[Exercise brief]
Determine the number of lines in the listing below where the string "name" occurs; answer with the number alone.

─── Material for the task

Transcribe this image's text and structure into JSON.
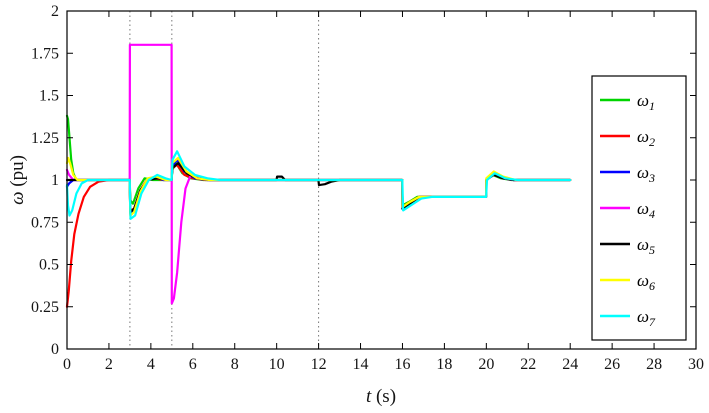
{
  "figure": {
    "background": "#ffffff",
    "axes_color": "#000000",
    "event_line_color": "#777777"
  },
  "chart_data": {
    "type": "line",
    "title": "",
    "xlabel_var": "t",
    "xlabel_unit": " (s)",
    "ylabel_var": "ω",
    "ylabel_unit": " (pu)",
    "xlim": [
      0,
      30
    ],
    "ylim": [
      0,
      2
    ],
    "xticks": [
      0,
      2,
      4,
      6,
      8,
      10,
      12,
      14,
      16,
      18,
      20,
      22,
      24,
      26,
      28,
      30
    ],
    "yticks": [
      0,
      0.25,
      0.5,
      0.75,
      1,
      1.25,
      1.5,
      1.75,
      2
    ],
    "grid": false,
    "event_lines_x": [
      3,
      5,
      12
    ],
    "legend_position": "right-inside",
    "series": [
      {
        "name": "ω1",
        "label_base": "ω",
        "label_sub": "1",
        "color": "#00d400",
        "points": [
          [
            0,
            1.38
          ],
          [
            0.05,
            1.36
          ],
          [
            0.1,
            1.28
          ],
          [
            0.2,
            1.12
          ],
          [
            0.3,
            1.04
          ],
          [
            0.45,
            1.0
          ],
          [
            1,
            1
          ],
          [
            2.99,
            1
          ],
          [
            3.02,
            0.88
          ],
          [
            3.15,
            0.86
          ],
          [
            3.4,
            0.95
          ],
          [
            3.7,
            1.01
          ],
          [
            4.1,
            1
          ],
          [
            4.99,
            1
          ],
          [
            5.02,
            1.06
          ],
          [
            5.2,
            1.1
          ],
          [
            5.5,
            1.04
          ],
          [
            5.9,
            1.01
          ],
          [
            6.5,
            1
          ],
          [
            15.99,
            1
          ],
          [
            16,
            0.85
          ],
          [
            16.3,
            0.87
          ],
          [
            16.7,
            0.9
          ],
          [
            17.2,
            0.9
          ],
          [
            19.99,
            0.9
          ],
          [
            20,
            1.0
          ],
          [
            20.3,
            1.03
          ],
          [
            20.7,
            1.01
          ],
          [
            21.2,
            1
          ],
          [
            24,
            1
          ]
        ]
      },
      {
        "name": "ω2",
        "label_base": "ω",
        "label_sub": "2",
        "color": "#ff0000",
        "points": [
          [
            0,
            0.25
          ],
          [
            0.08,
            0.34
          ],
          [
            0.2,
            0.52
          ],
          [
            0.35,
            0.68
          ],
          [
            0.55,
            0.8
          ],
          [
            0.8,
            0.9
          ],
          [
            1.1,
            0.96
          ],
          [
            1.5,
            0.99
          ],
          [
            2,
            1
          ],
          [
            2.99,
            1
          ],
          [
            3.02,
            0.82
          ],
          [
            3.2,
            0.83
          ],
          [
            3.5,
            0.94
          ],
          [
            3.8,
            1.0
          ],
          [
            4.2,
            1.01
          ],
          [
            4.6,
            1
          ],
          [
            4.99,
            1
          ],
          [
            5.02,
            1.07
          ],
          [
            5.25,
            1.09
          ],
          [
            5.6,
            1.03
          ],
          [
            6,
            1.01
          ],
          [
            6.6,
            1
          ],
          [
            15.99,
            1
          ],
          [
            16,
            0.84
          ],
          [
            16.35,
            0.87
          ],
          [
            16.8,
            0.9
          ],
          [
            19.99,
            0.9
          ],
          [
            20,
            1.0
          ],
          [
            20.35,
            1.03
          ],
          [
            20.8,
            1.01
          ],
          [
            21.3,
            1
          ],
          [
            24,
            1
          ]
        ]
      },
      {
        "name": "ω3",
        "label_base": "ω",
        "label_sub": "3",
        "color": "#0000ff",
        "points": [
          [
            0,
            0.96
          ],
          [
            0.1,
            0.98
          ],
          [
            0.3,
            1.0
          ],
          [
            2.99,
            1
          ],
          [
            3.02,
            0.8
          ],
          [
            3.2,
            0.82
          ],
          [
            3.5,
            0.93
          ],
          [
            3.85,
            1.0
          ],
          [
            4.2,
            1.02
          ],
          [
            4.6,
            1
          ],
          [
            4.99,
            1
          ],
          [
            5.02,
            1.08
          ],
          [
            5.25,
            1.12
          ],
          [
            5.6,
            1.05
          ],
          [
            6.1,
            1.01
          ],
          [
            6.7,
            1
          ],
          [
            15.99,
            1
          ],
          [
            16,
            0.83
          ],
          [
            16.35,
            0.86
          ],
          [
            16.8,
            0.9
          ],
          [
            19.99,
            0.9
          ],
          [
            20,
            1.0
          ],
          [
            20.35,
            1.04
          ],
          [
            20.8,
            1.01
          ],
          [
            21.3,
            1
          ],
          [
            24,
            1
          ]
        ]
      },
      {
        "name": "ω4",
        "label_base": "ω",
        "label_sub": "4",
        "color": "#ff00ff",
        "points": [
          [
            0,
            1.06
          ],
          [
            0.1,
            1.03
          ],
          [
            0.3,
            1.0
          ],
          [
            2.99,
            1
          ],
          [
            3,
            1.8
          ],
          [
            4.99,
            1.8
          ],
          [
            5,
            0.27
          ],
          [
            5.1,
            0.3
          ],
          [
            5.25,
            0.45
          ],
          [
            5.45,
            0.75
          ],
          [
            5.65,
            0.95
          ],
          [
            5.9,
            1.03
          ],
          [
            6.3,
            1.01
          ],
          [
            6.8,
            1
          ],
          [
            15.99,
            1
          ],
          [
            16,
            0.83
          ],
          [
            16.35,
            0.86
          ],
          [
            16.8,
            0.9
          ],
          [
            19.99,
            0.9
          ],
          [
            20,
            1.0
          ],
          [
            20.35,
            1.04
          ],
          [
            20.8,
            1.01
          ],
          [
            21.3,
            1
          ],
          [
            24,
            1
          ]
        ]
      },
      {
        "name": "ω5",
        "label_base": "ω",
        "label_sub": "5",
        "color": "#000000",
        "points": [
          [
            0,
            1.0
          ],
          [
            2.99,
            1
          ],
          [
            3.02,
            0.81
          ],
          [
            3.2,
            0.83
          ],
          [
            3.5,
            0.94
          ],
          [
            3.85,
            1.0
          ],
          [
            4.3,
            1.01
          ],
          [
            4.99,
            1
          ],
          [
            5.02,
            1.07
          ],
          [
            5.3,
            1.1
          ],
          [
            5.7,
            1.04
          ],
          [
            6.2,
            1.01
          ],
          [
            6.8,
            1
          ],
          [
            9.99,
            1
          ],
          [
            10.02,
            1.02
          ],
          [
            10.25,
            1.02
          ],
          [
            10.4,
            1.0
          ],
          [
            11.99,
            1
          ],
          [
            12.02,
            0.97
          ],
          [
            12.3,
            0.975
          ],
          [
            12.6,
            0.99
          ],
          [
            13,
            1
          ],
          [
            15.99,
            1
          ],
          [
            16,
            0.83
          ],
          [
            16.35,
            0.86
          ],
          [
            16.8,
            0.9
          ],
          [
            19.99,
            0.9
          ],
          [
            20,
            1.0
          ],
          [
            20.35,
            1.03
          ],
          [
            20.8,
            1.01
          ],
          [
            21.3,
            1
          ],
          [
            24,
            1
          ]
        ]
      },
      {
        "name": "ω6",
        "label_base": "ω",
        "label_sub": "6",
        "color": "#ffff00",
        "points": [
          [
            0,
            1.1
          ],
          [
            0.06,
            1.13
          ],
          [
            0.15,
            1.1
          ],
          [
            0.3,
            1.03
          ],
          [
            0.5,
            1.0
          ],
          [
            2.99,
            1
          ],
          [
            3.02,
            0.79
          ],
          [
            3.2,
            0.81
          ],
          [
            3.5,
            0.93
          ],
          [
            3.85,
            1.01
          ],
          [
            4.25,
            1.02
          ],
          [
            4.7,
            1
          ],
          [
            4.99,
            1
          ],
          [
            5.02,
            1.1
          ],
          [
            5.3,
            1.13
          ],
          [
            5.7,
            1.05
          ],
          [
            6.2,
            1.01
          ],
          [
            6.8,
            1
          ],
          [
            15.99,
            1
          ],
          [
            16,
            0.84
          ],
          [
            16.35,
            0.87
          ],
          [
            16.8,
            0.9
          ],
          [
            19.99,
            0.9
          ],
          [
            20,
            1.01
          ],
          [
            20.35,
            1.05
          ],
          [
            20.8,
            1.02
          ],
          [
            21.4,
            1
          ],
          [
            24,
            1
          ]
        ]
      },
      {
        "name": "ω7",
        "label_base": "ω",
        "label_sub": "7",
        "color": "#00ffff",
        "points": [
          [
            0,
            0.97
          ],
          [
            0.05,
            0.85
          ],
          [
            0.12,
            0.79
          ],
          [
            0.25,
            0.82
          ],
          [
            0.45,
            0.92
          ],
          [
            0.7,
            0.98
          ],
          [
            1,
            1
          ],
          [
            2.99,
            1
          ],
          [
            3.03,
            0.77
          ],
          [
            3.25,
            0.79
          ],
          [
            3.55,
            0.92
          ],
          [
            3.9,
            1.0
          ],
          [
            4.3,
            1.03
          ],
          [
            4.7,
            1.01
          ],
          [
            4.99,
            1
          ],
          [
            5.03,
            1.12
          ],
          [
            5.25,
            1.17
          ],
          [
            5.6,
            1.08
          ],
          [
            6.1,
            1.03
          ],
          [
            6.7,
            1.01
          ],
          [
            7.3,
            1
          ],
          [
            15.99,
            1
          ],
          [
            16.03,
            0.82
          ],
          [
            16.4,
            0.85
          ],
          [
            16.9,
            0.89
          ],
          [
            17.4,
            0.9
          ],
          [
            19.99,
            0.9
          ],
          [
            20.03,
            1.0
          ],
          [
            20.4,
            1.04
          ],
          [
            20.9,
            1.01
          ],
          [
            21.5,
            1
          ],
          [
            24,
            1
          ]
        ]
      }
    ]
  }
}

──────

[Response]
7